▶ _SET EXERCISE_:
Lines before the one containing "Type out the text in this image." are excluded; reproduce that line and all lines after it in the entries below, exactly.

▶ _DATA LISTING_:
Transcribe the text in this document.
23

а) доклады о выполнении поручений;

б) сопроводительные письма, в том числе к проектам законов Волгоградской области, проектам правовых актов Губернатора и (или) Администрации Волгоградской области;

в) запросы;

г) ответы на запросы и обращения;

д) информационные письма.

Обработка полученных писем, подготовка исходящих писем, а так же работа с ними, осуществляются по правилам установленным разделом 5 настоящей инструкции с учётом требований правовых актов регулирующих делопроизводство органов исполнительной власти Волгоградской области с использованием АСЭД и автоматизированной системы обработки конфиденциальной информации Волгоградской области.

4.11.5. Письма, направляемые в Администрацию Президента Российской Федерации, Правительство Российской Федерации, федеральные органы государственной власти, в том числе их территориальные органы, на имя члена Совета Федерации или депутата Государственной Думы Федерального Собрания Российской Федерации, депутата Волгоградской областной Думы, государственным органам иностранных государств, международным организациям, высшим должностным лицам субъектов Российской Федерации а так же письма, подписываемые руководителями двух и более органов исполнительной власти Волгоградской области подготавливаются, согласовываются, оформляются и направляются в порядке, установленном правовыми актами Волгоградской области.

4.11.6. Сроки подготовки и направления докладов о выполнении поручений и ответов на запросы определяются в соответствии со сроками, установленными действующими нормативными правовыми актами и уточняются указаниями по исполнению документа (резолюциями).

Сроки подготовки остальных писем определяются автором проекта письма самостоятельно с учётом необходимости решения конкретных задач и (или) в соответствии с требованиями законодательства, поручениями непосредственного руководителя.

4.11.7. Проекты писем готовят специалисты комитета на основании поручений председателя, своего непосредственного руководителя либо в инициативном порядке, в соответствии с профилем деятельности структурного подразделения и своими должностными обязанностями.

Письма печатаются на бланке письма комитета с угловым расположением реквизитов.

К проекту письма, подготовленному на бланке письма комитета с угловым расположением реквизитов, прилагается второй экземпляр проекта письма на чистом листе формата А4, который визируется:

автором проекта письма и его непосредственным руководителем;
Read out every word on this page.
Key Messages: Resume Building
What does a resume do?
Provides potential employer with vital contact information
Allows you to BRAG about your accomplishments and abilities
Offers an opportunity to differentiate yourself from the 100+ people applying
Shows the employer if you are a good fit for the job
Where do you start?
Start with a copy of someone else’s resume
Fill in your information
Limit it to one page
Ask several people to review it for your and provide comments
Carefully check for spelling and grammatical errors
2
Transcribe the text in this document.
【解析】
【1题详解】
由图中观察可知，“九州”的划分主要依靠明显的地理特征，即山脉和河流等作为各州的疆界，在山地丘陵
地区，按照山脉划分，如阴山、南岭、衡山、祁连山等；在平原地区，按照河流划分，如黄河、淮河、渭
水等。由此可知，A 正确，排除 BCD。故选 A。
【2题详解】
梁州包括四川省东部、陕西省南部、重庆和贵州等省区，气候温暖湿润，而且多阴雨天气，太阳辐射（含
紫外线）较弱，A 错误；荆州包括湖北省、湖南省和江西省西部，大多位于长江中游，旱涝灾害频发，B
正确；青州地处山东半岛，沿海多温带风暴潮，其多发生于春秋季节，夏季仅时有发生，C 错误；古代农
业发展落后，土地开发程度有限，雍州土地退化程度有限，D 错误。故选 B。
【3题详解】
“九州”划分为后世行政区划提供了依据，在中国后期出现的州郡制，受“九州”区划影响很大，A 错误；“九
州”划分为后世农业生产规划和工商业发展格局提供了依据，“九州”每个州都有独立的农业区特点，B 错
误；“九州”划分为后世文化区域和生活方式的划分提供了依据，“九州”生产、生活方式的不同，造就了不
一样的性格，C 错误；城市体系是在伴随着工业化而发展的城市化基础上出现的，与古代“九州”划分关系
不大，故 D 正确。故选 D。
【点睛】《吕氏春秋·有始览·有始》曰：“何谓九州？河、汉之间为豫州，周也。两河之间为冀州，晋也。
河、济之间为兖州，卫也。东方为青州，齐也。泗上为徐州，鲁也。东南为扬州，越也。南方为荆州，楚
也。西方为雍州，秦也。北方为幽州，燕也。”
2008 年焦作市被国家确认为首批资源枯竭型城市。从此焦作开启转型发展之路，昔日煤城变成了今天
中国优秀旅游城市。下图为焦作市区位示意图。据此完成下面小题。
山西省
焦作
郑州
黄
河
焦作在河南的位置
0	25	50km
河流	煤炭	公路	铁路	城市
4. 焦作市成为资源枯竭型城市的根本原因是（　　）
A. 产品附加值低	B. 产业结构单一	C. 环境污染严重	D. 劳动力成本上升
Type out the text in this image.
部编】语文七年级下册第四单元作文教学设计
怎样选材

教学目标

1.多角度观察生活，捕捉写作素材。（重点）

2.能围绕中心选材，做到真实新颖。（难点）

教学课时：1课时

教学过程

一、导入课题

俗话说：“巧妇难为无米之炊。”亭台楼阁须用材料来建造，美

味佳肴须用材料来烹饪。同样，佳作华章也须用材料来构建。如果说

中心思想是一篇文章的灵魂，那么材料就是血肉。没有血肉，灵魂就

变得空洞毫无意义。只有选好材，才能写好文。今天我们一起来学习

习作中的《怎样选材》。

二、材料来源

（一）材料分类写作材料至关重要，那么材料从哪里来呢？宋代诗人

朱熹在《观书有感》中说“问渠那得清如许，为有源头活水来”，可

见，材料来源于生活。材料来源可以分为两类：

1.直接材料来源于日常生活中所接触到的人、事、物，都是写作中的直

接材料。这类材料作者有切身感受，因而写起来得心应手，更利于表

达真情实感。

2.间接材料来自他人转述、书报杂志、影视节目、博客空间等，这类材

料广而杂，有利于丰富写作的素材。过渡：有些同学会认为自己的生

▶ _EXERCISE ANSWER_:
Type out the text in this image.
部编】语文七年级下册第四单元作文教学设计
怎样选材

教学目标

1.多角度观察生活，捕捉写作素材。（重点）

2.能围绕中心选材，做到真实新颖。（难点）

教学课时：1课时

教学过程

一、导入课题

俗话说：“巧妇难为无米之炊。”亭台楼阁须用材料来建造，美

味佳肴须用材料来烹饪。同样，佳作华章也须用材料来构建。如果说

中心思想是一篇文章的灵魂，那么材料就是血肉。没有血肉，灵魂就

变得空洞毫无意义。只有选好材，才能写好文。今天我们一起来学习

习作中的《怎样选材》。

二、材料来源

（一）材料分类写作材料至关重要，那么材料从哪里来呢？宋代诗人

朱熹在《观书有感》中说“问渠那得清如许，为有源头活水来”，可

见，材料来源于生活。材料来源可以分为两类：

1.直接材料来源于日常生活中所接触到的人、事、物，都是写作中的直

接材料。这类材料作者有切身感受，因而写起来得心应手，更利于表

达真情实感。

2.间接材料来自他人转述、书报杂志、影视节目、博客空间等，这类材

料广而杂，有利于丰富写作的素材。过渡：有些同学会认为自己的生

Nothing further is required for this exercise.